__Data lines__:
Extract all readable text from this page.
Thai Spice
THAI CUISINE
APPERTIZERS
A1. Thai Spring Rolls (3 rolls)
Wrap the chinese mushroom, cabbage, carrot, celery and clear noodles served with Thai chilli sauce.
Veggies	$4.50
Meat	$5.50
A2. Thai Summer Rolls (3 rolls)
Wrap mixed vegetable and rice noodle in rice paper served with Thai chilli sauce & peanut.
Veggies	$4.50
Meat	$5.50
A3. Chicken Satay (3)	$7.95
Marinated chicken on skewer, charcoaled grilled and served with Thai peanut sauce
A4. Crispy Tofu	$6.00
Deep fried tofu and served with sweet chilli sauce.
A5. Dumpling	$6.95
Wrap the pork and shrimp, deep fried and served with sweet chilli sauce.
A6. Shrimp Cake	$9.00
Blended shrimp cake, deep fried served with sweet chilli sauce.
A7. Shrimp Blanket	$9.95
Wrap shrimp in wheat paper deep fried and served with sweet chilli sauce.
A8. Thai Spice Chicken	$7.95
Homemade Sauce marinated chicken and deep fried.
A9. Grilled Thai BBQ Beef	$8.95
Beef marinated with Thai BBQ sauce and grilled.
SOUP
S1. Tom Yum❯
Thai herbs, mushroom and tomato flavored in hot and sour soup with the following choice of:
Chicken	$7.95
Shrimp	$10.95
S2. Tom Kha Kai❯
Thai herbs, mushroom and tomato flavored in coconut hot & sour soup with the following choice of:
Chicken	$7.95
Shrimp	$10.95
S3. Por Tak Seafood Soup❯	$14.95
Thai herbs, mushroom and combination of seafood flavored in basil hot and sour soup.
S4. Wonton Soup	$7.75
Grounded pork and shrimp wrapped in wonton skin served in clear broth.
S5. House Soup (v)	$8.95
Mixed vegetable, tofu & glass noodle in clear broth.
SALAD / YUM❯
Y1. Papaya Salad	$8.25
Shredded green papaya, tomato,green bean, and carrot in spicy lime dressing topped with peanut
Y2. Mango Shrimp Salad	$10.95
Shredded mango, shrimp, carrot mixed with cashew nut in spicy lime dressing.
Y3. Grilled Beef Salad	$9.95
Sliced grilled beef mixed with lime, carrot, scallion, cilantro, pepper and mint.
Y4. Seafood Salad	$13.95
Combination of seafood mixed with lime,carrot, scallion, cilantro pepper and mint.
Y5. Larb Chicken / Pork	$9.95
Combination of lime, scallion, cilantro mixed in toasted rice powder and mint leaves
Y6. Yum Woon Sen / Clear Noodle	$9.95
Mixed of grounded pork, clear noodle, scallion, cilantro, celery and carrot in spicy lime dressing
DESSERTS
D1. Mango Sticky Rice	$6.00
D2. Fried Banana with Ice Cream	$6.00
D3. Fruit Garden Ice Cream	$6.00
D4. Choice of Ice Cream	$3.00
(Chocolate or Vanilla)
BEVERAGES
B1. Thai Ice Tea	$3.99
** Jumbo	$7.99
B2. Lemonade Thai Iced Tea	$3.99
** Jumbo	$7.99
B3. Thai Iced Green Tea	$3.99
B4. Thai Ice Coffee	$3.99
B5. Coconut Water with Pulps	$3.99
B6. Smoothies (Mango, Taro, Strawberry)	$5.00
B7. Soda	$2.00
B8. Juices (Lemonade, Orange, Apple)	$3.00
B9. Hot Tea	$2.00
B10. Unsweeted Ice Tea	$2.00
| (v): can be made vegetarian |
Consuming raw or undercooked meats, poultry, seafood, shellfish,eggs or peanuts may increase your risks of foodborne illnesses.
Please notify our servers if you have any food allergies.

__Problem to solve__: Give only the number of lines in the entries above that hold the string "Shredded".

__Expected answer__: 2